INFORMATION PROVIDED:

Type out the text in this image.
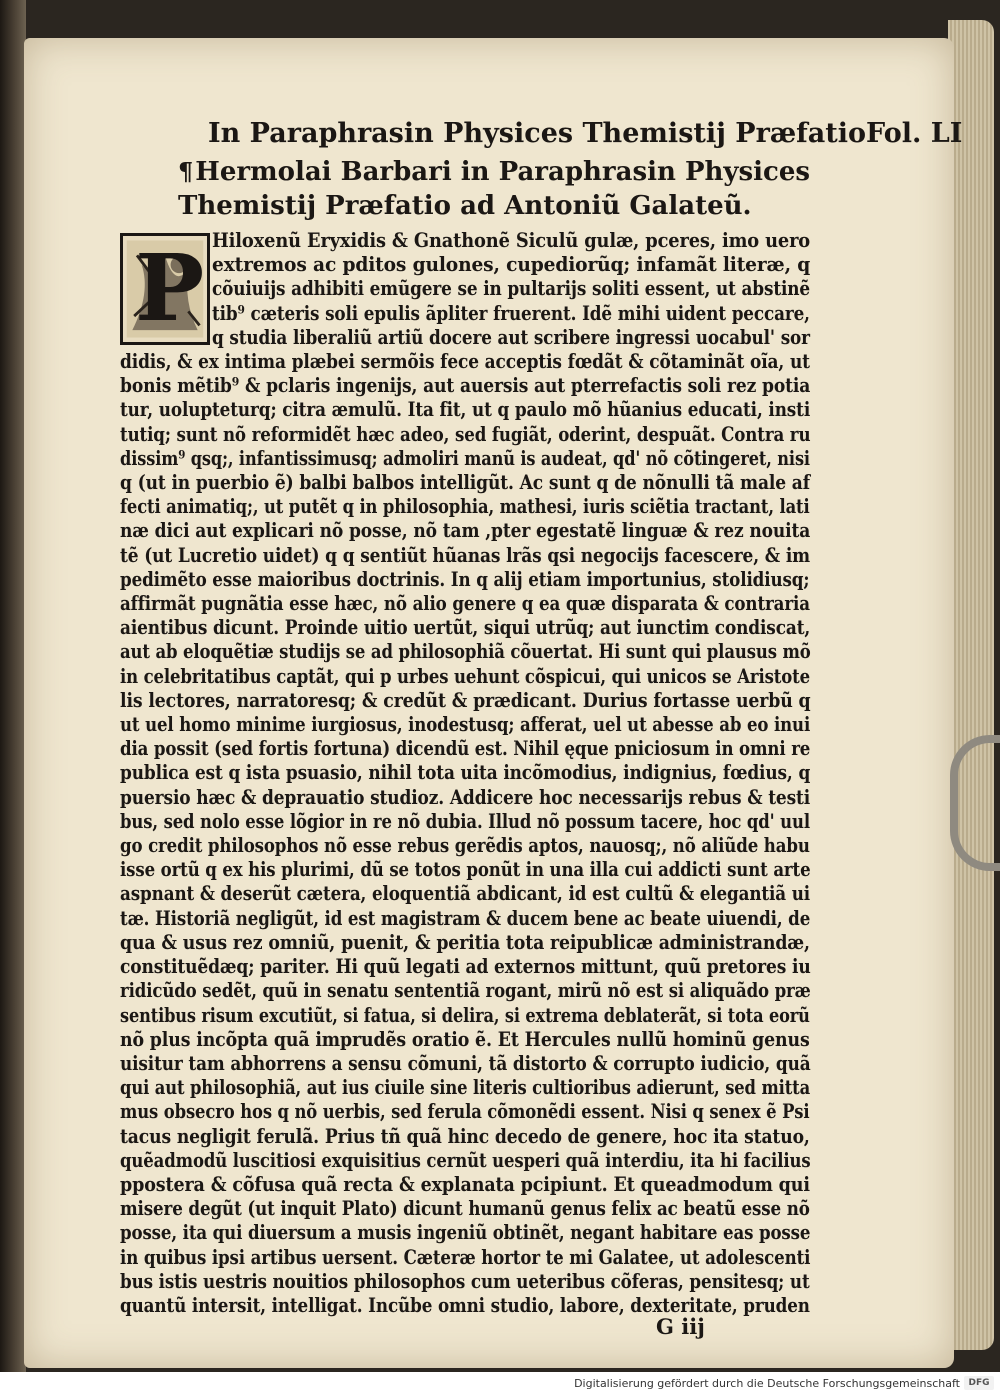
In Paraphrasin Physices Themistij Præfatio Fol. LI
¶Hermolai Barbari in Paraphrasin Physices
Themistij Præfatio ad Antoniũ Galateũ.
P Hiloxenũ Eryxidis & Gnathonẽ Siculũ gulæ, pceres, imo uero
extremos ac pditos gulones, cupediorũq; infamãt literæ, q
cõuiuijs adhibiti emũgere se in pultarijs soliti essent, ut abstinẽ
tib⁹ cæteris soli epulis ãpliter fruerent. Idẽ mihi uident peccare,
q studia liberaliũ artiũ docere aut scribere ingressi uocabul' sor
didis, & ex intima plæbei sermõis fece acceptis fœdãt & cõtaminãt oĩa, ut
bonis mẽtib⁹ & pclaris ingenijs, aut auersis aut pterrefactis soli rez potia
tur, uolupteturq; citra æmulũ. Ita fit, ut q paulo mõ hũanius educati, insti
tutiq; sunt nõ reformidẽt hæc adeo, sed fugiãt, oderint, despuãt. Contra ru
dissim⁹ qsq;, infantissimusq; admoliri manũ is audeat, qd' nõ cõtingeret, nisi
q (ut in puerbio ẽ) balbi balbos intelligũt. Ac sunt q de nõnulli tã male af
fecti animatiq;, ut putẽt q in philosophia, mathesi, iuris sciẽtia tractant, lati
næ dici aut explicari nõ posse, nõ tam ,pter egestatẽ linguæ & rez nouita
tẽ (ut Lucretio uidet) q q sentiũt hũanas lrãs qsi negocijs facescere, & im
pedimẽto esse maioribus doctrinis. In q alij etiam importunius, stolidiusq;
affirmãt pugnãtia esse hæc, nõ alio genere q ea quæ disparata & contraria
aientibus dicunt. Proinde uitio uertũt, siqui utrũq; aut iunctim condiscat,
aut ab eloquẽtiæ studijs se ad philosophiã cõuertat. Hi sunt qui plausus mõ
in celebritatibus captãt, qui p urbes uehunt cõspicui, qui unicos se Aristote
lis lectores, narratoresq; & credũt & prædicant. Durius fortasse uerbũ q
ut uel homo minime iurgiosus, inodestusq; afferat, uel ut abesse ab eo inui
dia possit (sed fortis fortuna) dicendũ est. Nihil ęque pniciosum in omni re
publica est q ista psuasio, nihil tota uita incõmodius, indignius, fœdius, q
puersio hæc & deprauatio studioz. Addicere hoc necessarijs rebus & testi
bus, sed nolo esse lõgior in re nõ dubia. Illud nõ possum tacere, hoc qd' uul
go credit philosophos nõ esse rebus gerẽdis aptos, nauosq;, nõ aliũde habu
isse ortũ q ex his plurimi, dũ se totos ponũt in una illa cui addicti sunt arte
aspnant & deserũt cætera, eloquentiã abdicant, id est cultũ & elegantiã ui
tæ. Historiã negligũt, id est magistram & ducem bene ac beate uiuendi, de
qua & usus rez omniũ, puenit, & peritia tota reipublicæ administrandæ,
constituẽdæq; pariter. Hi quũ legati ad externos mittunt, quũ pretores iu
ridicũdo sedẽt, quũ in senatu sententiã rogant, mirũ nõ est si aliquãdo præ
sentibus risum excutiũt, si fatua, si delira, si extrema deblaterãt, si tota eorũ
nõ plus incõpta quã imprudẽs oratio ẽ. Et Hercules nullũ hominũ genus
uisitur tam abhorrens a sensu cõmuni, tã distorto & corrupto iudicio, quã
qui aut philosophiã, aut ius ciuile sine literis cultioribus adierunt, sed mitta
mus obsecro hos q nõ uerbis, sed ferula cõmonẽdi essent. Nisi q senex ẽ Psi
tacus negligit ferulã. Prius tñ quã hinc decedo de genere, hoc ita statuo,
quẽadmodũ luscitiosi exquisitius cernũt uesperi quã interdiu, ita hi facilius
ppostera & cõfusa quã recta & explanata pcipiunt. Et queadmodum qui
misere degũt (ut inquit Plato) dicunt humanũ genus felix ac beatũ esse nõ
posse, ita qui diuersum a musis ingeniũ obtinẽt, negant habitare eas posse
in quibus ipsi artibus uersent. Cæteræ hortor te mi Galatee, ut adolescenti
bus istis uestris nouitios philosophos cum ueteribus cõferas, pensitesq; ut
quantũ intersit, intelligat. Incũbe omni studio, labore, dexteritate, pruden
G iij
Digitalisierung gefördert durch die Deutsche Forschungsgemeinschaft DFG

TO DO:
Write out the records above exactly as they appear, leaving out any pictures.

REPLY TO THE EXERCISE:
Type out the text in this image.
In Paraphrasin Physices Themistij Præfatio Fol. LI
¶Hermolai Barbari in Paraphrasin Physices
Themistij Præfatio ad Antoniũ Galateũ.
P Hiloxenũ Eryxidis & Gnathonẽ Siculũ gulæ, pceres, imo uero
extremos ac pditos gulones, cupediorũq; infamãt literæ, q
cõuiuijs adhibiti emũgere se in pultarijs soliti essent, ut abstinẽ
tib⁹ cæteris soli epulis ãpliter fruerent. Idẽ mihi uident peccare,
q studia liberaliũ artiũ docere aut scribere ingressi uocabul' sor
didis, & ex intima plæbei sermõis fece acceptis fœdãt & cõtaminãt oĩa, ut
bonis mẽtib⁹ & pclaris ingenijs, aut auersis aut pterrefactis soli rez potia
tur, uolupteturq; citra æmulũ. Ita fit, ut q paulo mõ hũanius educati, insti
tutiq; sunt nõ reformidẽt hæc adeo, sed fugiãt, oderint, despuãt. Contra ru
dissim⁹ qsq;, infantissimusq; admoliri manũ is audeat, qd' nõ cõtingeret, nisi
q (ut in puerbio ẽ) balbi balbos intelligũt. Ac sunt q de nõnulli tã male af
fecti animatiq;, ut putẽt q in philosophia, mathesi, iuris sciẽtia tractant, lati
næ dici aut explicari nõ posse, nõ tam ,pter egestatẽ linguæ & rez nouita
tẽ (ut Lucretio uidet) q q sentiũt hũanas lrãs qsi negocijs facescere, & im
pedimẽto esse maioribus doctrinis. In q alij etiam importunius, stolidiusq;
affirmãt pugnãtia esse hæc, nõ alio genere q ea quæ disparata & contraria
aientibus dicunt. Proinde uitio uertũt, siqui utrũq; aut iunctim condiscat,
aut ab eloquẽtiæ studijs se ad philosophiã cõuertat. Hi sunt qui plausus mõ
in celebritatibus captãt, qui p urbes uehunt cõspicui, qui unicos se Aristote
lis lectores, narratoresq; & credũt & prædicant. Durius fortasse uerbũ q
ut uel homo minime iurgiosus, inodestusq; afferat, uel ut abesse ab eo inui
dia possit (sed fortis fortuna) dicendũ est. Nihil ęque pniciosum in omni re
publica est q ista psuasio, nihil tota uita incõmodius, indignius, fœdius, q
puersio hæc & deprauatio studioz. Addicere hoc necessarijs rebus & testi
bus, sed nolo esse lõgior in re nõ dubia. Illud nõ possum tacere, hoc qd' uul
go credit philosophos nõ esse rebus gerẽdis aptos, nauosq;, nõ aliũde habu
isse ortũ q ex his plurimi, dũ se totos ponũt in una illa cui addicti sunt arte
aspnant & deserũt cætera, eloquentiã abdicant, id est cultũ & elegantiã ui
tæ. Historiã negligũt, id est magistram & ducem bene ac beate uiuendi, de
qua & usus rez omniũ, puenit, & peritia tota reipublicæ administrandæ,
constituẽdæq; pariter. Hi quũ legati ad externos mittunt, quũ pretores iu
ridicũdo sedẽt, quũ in senatu sententiã rogant, mirũ nõ est si aliquãdo præ
sentibus risum excutiũt, si fatua, si delira, si extrema deblaterãt, si tota eorũ
nõ plus incõpta quã imprudẽs oratio ẽ. Et Hercules nullũ hominũ genus
uisitur tam abhorrens a sensu cõmuni, tã distorto & corrupto iudicio, quã
qui aut philosophiã, aut ius ciuile sine literis cultioribus adierunt, sed mitta
mus obsecro hos q nõ uerbis, sed ferula cõmonẽdi essent. Nisi q senex ẽ Psi
tacus negligit ferulã. Prius tñ quã hinc decedo de genere, hoc ita statuo,
quẽadmodũ luscitiosi exquisitius cernũt uesperi quã interdiu, ita hi facilius
ppostera & cõfusa quã recta & explanata pcipiunt. Et queadmodum qui
misere degũt (ut inquit Plato) dicunt humanũ genus felix ac beatũ esse nõ
posse, ita qui diuersum a musis ingeniũ obtinẽt, negant habitare eas posse
in quibus ipsi artibus uersent. Cæteræ hortor te mi Galatee, ut adolescenti
bus istis uestris nouitios philosophos cum ueteribus cõferas, pensitesq; ut
quantũ intersit, intelligat. Incũbe omni studio, labore, dexteritate, pruden
G iij
Digitalisierung gefördert durch die Deutsche Forschungsgemeinschaft DFG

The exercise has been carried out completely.